• _AIM OF THE TASK_
Every entry must be echoed exactly.

• _DATA TO USE_
────────────────────────────────────────

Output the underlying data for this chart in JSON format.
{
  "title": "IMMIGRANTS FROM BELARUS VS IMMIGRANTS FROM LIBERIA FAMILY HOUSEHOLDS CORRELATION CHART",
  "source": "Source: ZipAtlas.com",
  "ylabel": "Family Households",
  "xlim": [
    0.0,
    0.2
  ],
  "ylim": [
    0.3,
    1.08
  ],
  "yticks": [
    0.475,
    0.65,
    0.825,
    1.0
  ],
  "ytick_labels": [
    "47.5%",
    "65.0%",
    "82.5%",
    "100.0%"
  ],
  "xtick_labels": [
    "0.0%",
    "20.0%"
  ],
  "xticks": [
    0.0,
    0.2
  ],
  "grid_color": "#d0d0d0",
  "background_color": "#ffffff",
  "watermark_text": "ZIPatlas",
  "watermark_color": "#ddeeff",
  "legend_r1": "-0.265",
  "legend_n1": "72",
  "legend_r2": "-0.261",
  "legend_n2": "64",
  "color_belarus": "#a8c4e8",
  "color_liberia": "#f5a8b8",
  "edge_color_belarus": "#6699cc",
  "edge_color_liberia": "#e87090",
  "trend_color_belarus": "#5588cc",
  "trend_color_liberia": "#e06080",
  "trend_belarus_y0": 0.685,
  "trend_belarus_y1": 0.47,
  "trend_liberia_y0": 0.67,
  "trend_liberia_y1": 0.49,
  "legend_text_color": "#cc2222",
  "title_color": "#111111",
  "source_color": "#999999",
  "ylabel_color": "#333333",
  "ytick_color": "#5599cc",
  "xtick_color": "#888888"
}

────────────────────────────────────────

• _THE SOLUTION_
Output the underlying data for this chart in JSON format.
{
  "title": "IMMIGRANTS FROM BELARUS VS IMMIGRANTS FROM LIBERIA FAMILY HOUSEHOLDS CORRELATION CHART",
  "source": "Source: ZipAtlas.com",
  "ylabel": "Family Households",
  "xlim": [
    0.0,
    0.2
  ],
  "ylim": [
    0.3,
    1.08
  ],
  "yticks": [
    0.475,
    0.65,
    0.825,
    1.0
  ],
  "ytick_labels": [
    "47.5%",
    "65.0%",
    "82.5%",
    "100.0%"
  ],
  "xtick_labels": [
    "0.0%",
    "20.0%"
  ],
  "xticks": [
    0.0,
    0.2
  ],
  "grid_color": "#d0d0d0",
  "background_color": "#ffffff",
  "watermark_text": "ZIPatlas",
  "watermark_color": "#ddeeff",
  "legend_r1": "-0.265",
  "legend_n1": "72",
  "legend_r2": "-0.261",
  "legend_n2": "64",
  "color_belarus": "#a8c4e8",
  "color_liberia": "#f5a8b8",
  "edge_color_belarus": "#6699cc",
  "edge_color_liberia": "#e87090",
  "trend_color_belarus": "#5588cc",
  "trend_color_liberia": "#e06080",
  "trend_belarus_y0": 0.685,
  "trend_belarus_y1": 0.47,
  "trend_liberia_y0": 0.67,
  "trend_liberia_y1": 0.49,
  "legend_text_color": "#cc2222",
  "title_color": "#111111",
  "source_color": "#999999",
  "ylabel_color": "#333333",
  "ytick_color": "#5599cc",
  "xtick_color": "#888888"
}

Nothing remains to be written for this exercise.